Select the lines below containing the word "JSON".

Dataset entries -
▬▬▬

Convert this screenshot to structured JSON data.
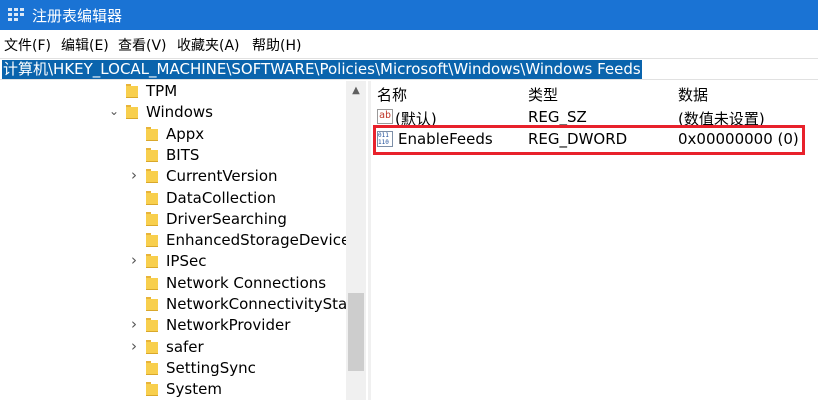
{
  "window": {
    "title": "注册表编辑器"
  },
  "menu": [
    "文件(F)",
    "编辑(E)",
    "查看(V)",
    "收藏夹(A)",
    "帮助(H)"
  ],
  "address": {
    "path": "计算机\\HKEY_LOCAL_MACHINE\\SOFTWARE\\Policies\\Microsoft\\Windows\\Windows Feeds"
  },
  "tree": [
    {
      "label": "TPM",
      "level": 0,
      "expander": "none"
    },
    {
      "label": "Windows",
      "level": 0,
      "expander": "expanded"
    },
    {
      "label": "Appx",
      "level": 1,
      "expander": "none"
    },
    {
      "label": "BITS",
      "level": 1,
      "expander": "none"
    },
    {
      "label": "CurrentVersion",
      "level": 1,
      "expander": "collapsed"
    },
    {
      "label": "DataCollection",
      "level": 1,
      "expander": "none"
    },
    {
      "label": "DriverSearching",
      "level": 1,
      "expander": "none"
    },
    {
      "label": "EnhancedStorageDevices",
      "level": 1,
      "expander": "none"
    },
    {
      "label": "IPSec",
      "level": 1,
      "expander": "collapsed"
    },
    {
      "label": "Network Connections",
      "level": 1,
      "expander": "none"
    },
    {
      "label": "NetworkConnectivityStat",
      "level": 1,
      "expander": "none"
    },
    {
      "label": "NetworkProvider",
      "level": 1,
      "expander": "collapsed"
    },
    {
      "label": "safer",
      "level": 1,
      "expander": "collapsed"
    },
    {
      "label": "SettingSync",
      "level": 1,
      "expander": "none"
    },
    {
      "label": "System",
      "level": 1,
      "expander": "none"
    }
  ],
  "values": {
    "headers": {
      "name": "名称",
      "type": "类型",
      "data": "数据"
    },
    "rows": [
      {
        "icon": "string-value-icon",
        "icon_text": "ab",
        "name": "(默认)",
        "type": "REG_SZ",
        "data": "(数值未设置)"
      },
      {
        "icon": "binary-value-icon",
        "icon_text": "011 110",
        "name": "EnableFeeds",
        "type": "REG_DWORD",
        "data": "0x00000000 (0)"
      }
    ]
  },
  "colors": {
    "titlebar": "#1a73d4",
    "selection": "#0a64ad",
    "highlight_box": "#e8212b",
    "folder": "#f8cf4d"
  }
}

▬▬▬

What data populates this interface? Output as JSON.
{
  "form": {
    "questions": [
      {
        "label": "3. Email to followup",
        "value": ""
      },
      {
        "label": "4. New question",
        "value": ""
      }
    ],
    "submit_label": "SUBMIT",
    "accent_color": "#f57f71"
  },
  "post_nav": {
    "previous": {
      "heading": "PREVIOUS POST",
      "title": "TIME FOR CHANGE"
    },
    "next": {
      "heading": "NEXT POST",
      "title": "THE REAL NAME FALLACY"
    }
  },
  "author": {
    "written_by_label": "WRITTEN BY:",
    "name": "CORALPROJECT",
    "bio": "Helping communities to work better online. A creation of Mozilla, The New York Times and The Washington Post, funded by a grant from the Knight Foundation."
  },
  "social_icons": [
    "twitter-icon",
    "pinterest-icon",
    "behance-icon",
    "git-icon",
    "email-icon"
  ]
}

▬▬▬

Result -
Convert this screenshot to structured JSON data.
What data populates this interface? Output as JSON.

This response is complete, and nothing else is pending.